TO BE DONE
Leave out the pictures, then reproduce the rest of the material exactly.

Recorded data
::::
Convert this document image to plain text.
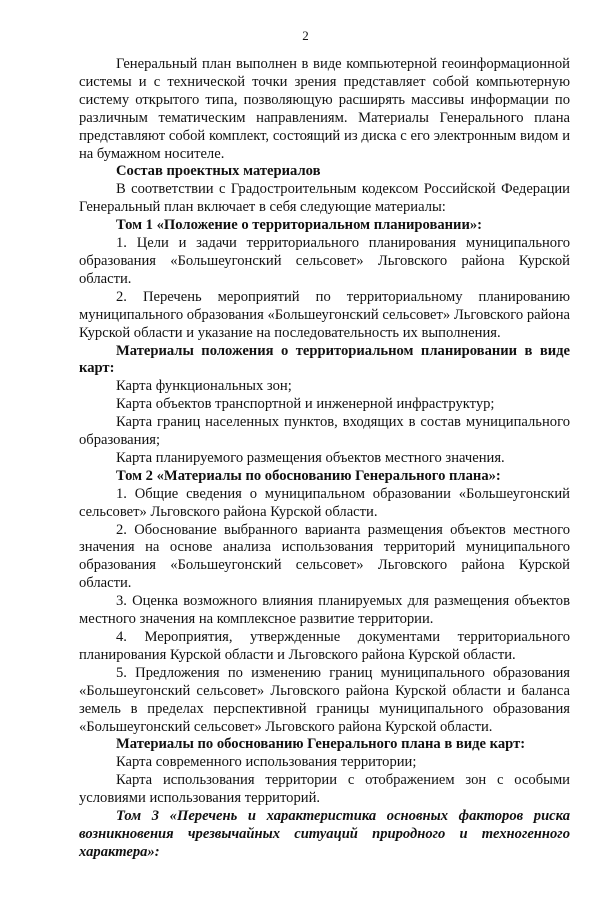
2

Генеральный план выполнен в виде компьютерной геоинформационной системы и с технической точки зрения представляет собой компьютерную систему открытого типа, позволяющую расширять массивы информации по различным тематическим направлениям. Материалы Генерального плана представляют собой комплект, состоящий из диска с его электронным видом и на бумажном носителе.

Состав проектных материалов

В соответствии с Градостроительным кодексом Российской Федерации Генеральный план включает в себя следующие материалы:

Том 1 «Положение о территориальном планировании»:

1. Цели и задачи территориального планирования муниципального образования «Большеугонский сельсовет» Льговского района Курской области.

2. Перечень мероприятий по территориальному планированию муниципального образования «Большеугонский сельсовет» Льговского района Курской области и указание на последовательность их выполнения.

Материалы положения о территориальном планировании в виде карт:

Карта функциональных зон;

Карта объектов транспортной и инженерной инфраструктур;

Карта границ населенных пунктов, входящих в состав муниципального образования;

Карта планируемого размещения объектов местного значения.

Том 2 «Материалы по обоснованию Генерального плана»:

1. Общие сведения о муниципальном образовании «Большеугонский сельсовет» Льговского района Курской области.

2. Обоснование выбранного варианта размещения объектов местного значения на основе анализа использования территорий муниципального образования «Большеугонский сельсовет» Льговского района Курской области.

3. Оценка возможного влияния планируемых для размещения объектов местного значения на комплексное развитие территории.

4. Мероприятия, утвержденные документами территориального планирования Курской области и Льговского района Курской области.

5. Предложения по изменению границ муниципального образования «Большеугонский сельсовет» Льговского района Курской области и баланса земель в пределах перспективной границы муниципального образования «Большеугонский сельсовет» Льговского района Курской области.

Материалы по обоснованию Генерального плана в виде карт:

Карта современного использования территории;

Карта использования территории с отображением зон с особыми условиями использования территорий.

Том 3 «Перечень и характеристика основных факторов риска возникновения чрезвычайных ситуаций природного и техногенного характера»:
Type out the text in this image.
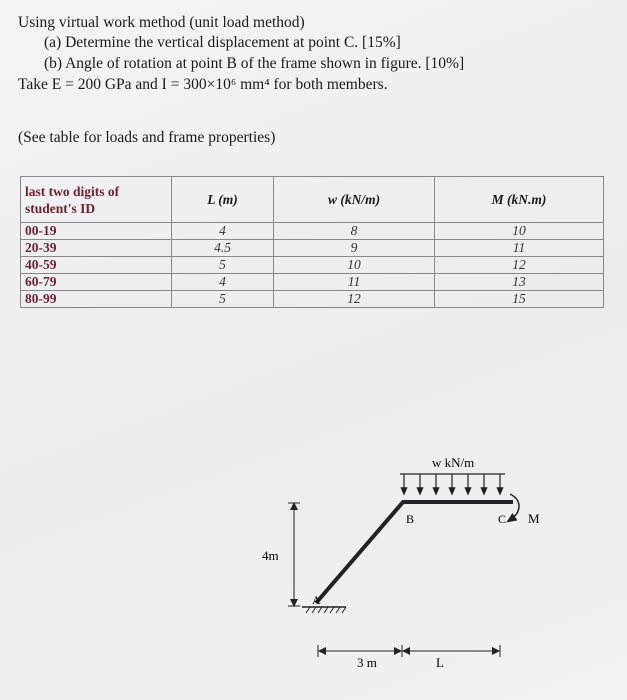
Using virtual work method (unit load method)
(a) Determine the vertical displacement at point C. [15%]
(b) Angle of rotation at point B of the frame shown in figure. [10%]
Take E = 200 GPa and I = 300×10⁶ mm⁴ for both members.
(See table for loads and frame properties)
last two digits of student's ID	L (m)	w (kN/m)	M (kN.m)
00-19	4	8	10
20-39	4.5	9	11
40-59	5	10	12
60-79	4	11	13
80-99	5	12	15
w kN/m
B	C
A
M
4m
3 m	L
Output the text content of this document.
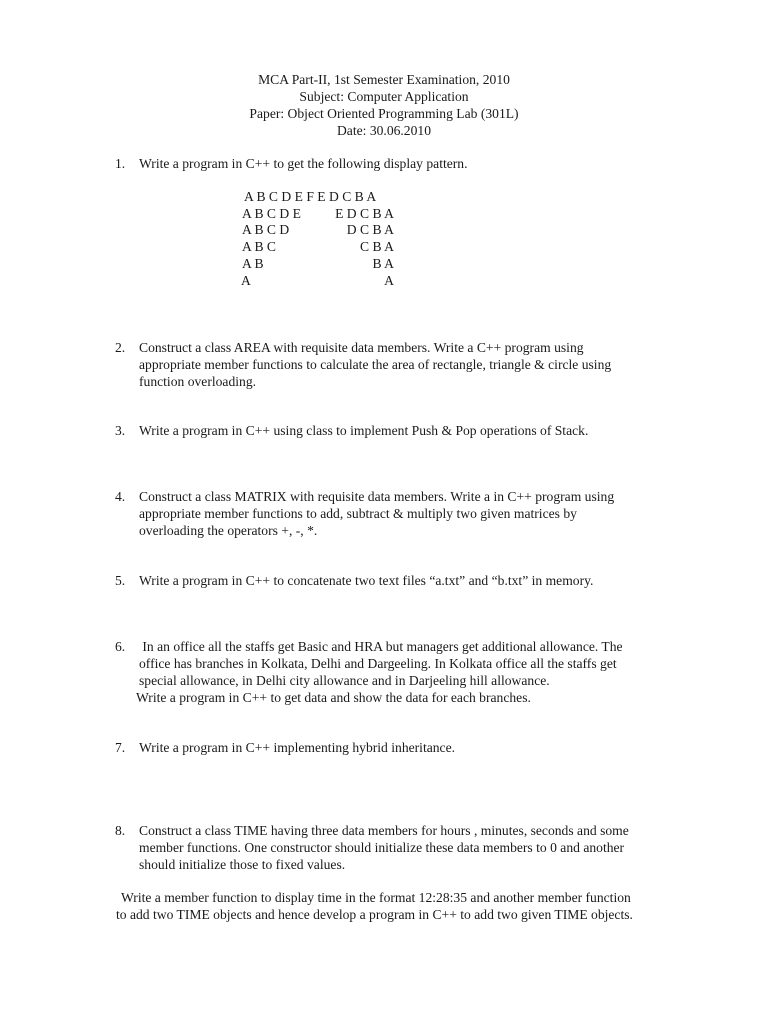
MCA Part-II, 1st Semester Examination, 2010
Subject: Computer Application
Paper: Object Oriented Programming Lab (301L)
Date: 30.06.2010
1. Write a program in C++ to get the following display pattern.
A B C D E F E D C B A
A B C D E	E D C B A
A B C D	D C B A
A B C	C B A
A B	B A
A	A
2. Construct a class AREA with requisite data members. Write a C++ program using
appropriate member functions to calculate the area of rectangle, triangle & circle using
function overloading.
3. Write a program in C++ using class to implement Push & Pop operations of Stack.
4. Construct a class MATRIX with requisite data members. Write a in C++ program using
appropriate member functions to add, subtract & multiply two given matrices by
overloading the operators +, -, *.
5. Write a program in C++ to concatenate two text files “a.txt” and “b.txt” in memory.
6. In an office all the staffs get Basic and HRA but managers get additional allowance. The
office has branches in Kolkata, Delhi and Dargeeling. In Kolkata office all the staffs get
special allowance, in Delhi city allowance and in Darjeeling hill allowance.
Write a program in C++ to get data and show the data for each branches.
7. Write a program in C++ implementing hybrid inheritance.
8. Construct a class TIME having three data members for hours , minutes, seconds and some
member functions. One constructor should initialize these data members to 0 and another
should initialize those to fixed values.
Write a member function to display time in the format 12:28:35 and another member function
to add two TIME objects and hence develop a program in C++ to add two given TIME objects.
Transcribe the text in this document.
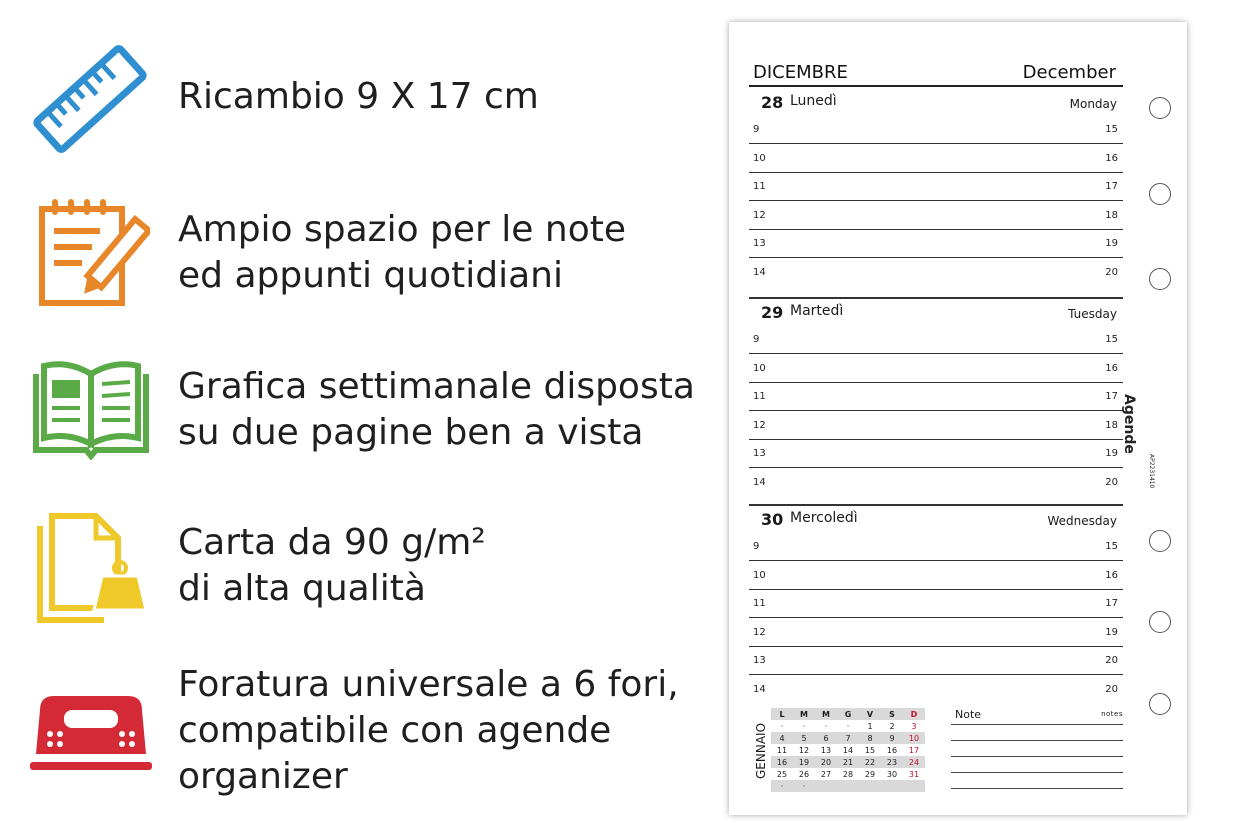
Ricambio 9 X 17 cm
Ampio spazio per le note
ed appunti quotidiani
Grafica settimanale disposta
su due pagine ben a vista
Carta da 90 g/m²
di alta qualità
Foratura universale a 6 fori,
compatibile con agende
organizer
DICEMBRE	December
28 Lunedì	Monday
9	15
10	16
11	17
12	18
13	19
14	20
29 Martedì	Tuesday
9	15
10	16
11	17
12	18
13	19
14	20
30 Mercoledì	Wednesday
9	15
10	16
11	17
12	19
13	20
14	20
Agende
AP2231410
GENNAIO
L	M	M	G	V	S	D
·	·	·	·	1	2	3
4	5	6	7	8	9	10
11	12	13	14	15	16	17
16	19	20	21	22	23	24
25	26	27	28	29	30	31
·	·					
Note	notes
::::
RESPONSE TO THE TASK
Convert this document image to plain text.
2

Генеральный план выполнен в виде компьютерной геоинформационной системы и с технической точки зрения представляет собой компьютерную систему открытого типа, позволяющую расширять массивы информации по различным тематическим направлениям. Материалы Генерального плана представляют собой комплект, состоящий из диска с его электронным видом и на бумажном носителе.

Состав проектных материалов

В соответствии с Градостроительным кодексом Российской Федерации Генеральный план включает в себя следующие материалы:

Том 1 «Положение о территориальном планировании»:

1. Цели и задачи территориального планирования муниципального образования «Большеугонский сельсовет» Льговского района Курской области.

2. Перечень мероприятий по территориальному планированию муниципального образования «Большеугонский сельсовет» Льговского района Курской области и указание на последовательность их выполнения.

Материалы положения о территориальном планировании в виде карт:

Карта функциональных зон;

Карта объектов транспортной и инженерной инфраструктур;

Карта границ населенных пунктов, входящих в состав муниципального образования;

Карта планируемого размещения объектов местного значения.

Том 2 «Материалы по обоснованию Генерального плана»:

1. Общие сведения о муниципальном образовании «Большеугонский сельсовет» Льговского района Курской области.

2. Обоснование выбранного варианта размещения объектов местного значения на основе анализа использования территорий муниципального образования «Большеугонский сельсовет» Льговского района Курской области.

3. Оценка возможного влияния планируемых для размещения объектов местного значения на комплексное развитие территории.

4. Мероприятия, утвержденные документами территориального планирования Курской области и Льговского района Курской области.

5. Предложения по изменению границ муниципального образования «Большеугонский сельсовет» Льговского района Курской области и баланса земель в пределах перспективной границы муниципального образования «Большеугонский сельсовет» Льговского района Курской области.

Материалы по обоснованию Генерального плана в виде карт:

Карта современного использования территории;

Карта использования территории с отображением зон с особыми условиями использования территорий.

Том 3 «Перечень и характеристика основных факторов риска возникновения чрезвычайных ситуаций природного и техногенного характера»:
Type out the text in this image.
Using virtual work method (unit load method)
(a) Determine the vertical displacement at point C. [15%]
(b) Angle of rotation at point B of the frame shown in figure. [10%]
Take E = 200 GPa and I = 300×10⁶ mm⁴ for both members.
(See table for loads and frame properties)
last two digits of student's ID	L (m)	w (kN/m)	M (kN.m)
00-19	4	8	10
20-39	4.5	9	11
40-59	5	10	12
60-79	4	11	13
80-99	5	12	15
w kN/m
B	C
A
M
4m
3 m	L
Output the text content of this document.
MCA Part-II, 1st Semester Examination, 2010
Subject: Computer Application
Paper: Object Oriented Programming Lab (301L)
Date: 30.06.2010
1. Write a program in C++ to get the following display pattern.
A B C D E F E D C B A
A B C D E	E D C B A
A B C D	D C B A
A B C	C B A
A B	B A
A	A
2. Construct a class AREA with requisite data members. Write a C++ program using
appropriate member functions to calculate the area of rectangle, triangle & circle using
function overloading.
3. Write a program in C++ using class to implement Push & Pop operations of Stack.
4. Construct a class MATRIX with requisite data members. Write a in C++ program using
appropriate member functions to add, subtract & multiply two given matrices by
overloading the operators +, -, *.
5. Write a program in C++ to concatenate two text files “a.txt” and “b.txt” in memory.
6. In an office all the staffs get Basic and HRA but managers get additional allowance. The
office has branches in Kolkata, Delhi and Dargeeling. In Kolkata office all the staffs get
special allowance, in Delhi city allowance and in Darjeeling hill allowance.
Write a program in C++ to get data and show the data for each branches.
7. Write a program in C++ implementing hybrid inheritance.
8. Construct a class TIME having three data members for hours , minutes, seconds and some
member functions. One constructor should initialize these data members to 0 and another
should initialize those to fixed values.
Write a member function to display time in the format 12:28:35 and another member function
to add two TIME objects and hence develop a program in C++ to add two given TIME objects.
Transcribe the text in this document.
Ricambio 9 X 17 cm
Ampio spazio per le note
ed appunti quotidiani
Grafica settimanale disposta
su due pagine ben a vista
Carta da 90 g/m²
di alta qualità
Foratura universale a 6 fori,
compatibile con agende
organizer
DICEMBRE	December
28 Lunedì	Monday
9	15
10	16
11	17
12	18
13	19
14	20
29 Martedì	Tuesday
9	15
10	16
11	17
12	18
13	19
14	20
30 Mercoledì	Wednesday
9	15
10	16
11	17
12	19
13	20
14	20
Agende
AP2231410
GENNAIO
L	M	M	G	V	S	D
·	·	·	·	1	2	3
4	5	6	7	8	9	10
11	12	13	14	15	16	17
16	19	20	21	22	23	24
25	26	27	28	29	30	31
·	·					
Note	notes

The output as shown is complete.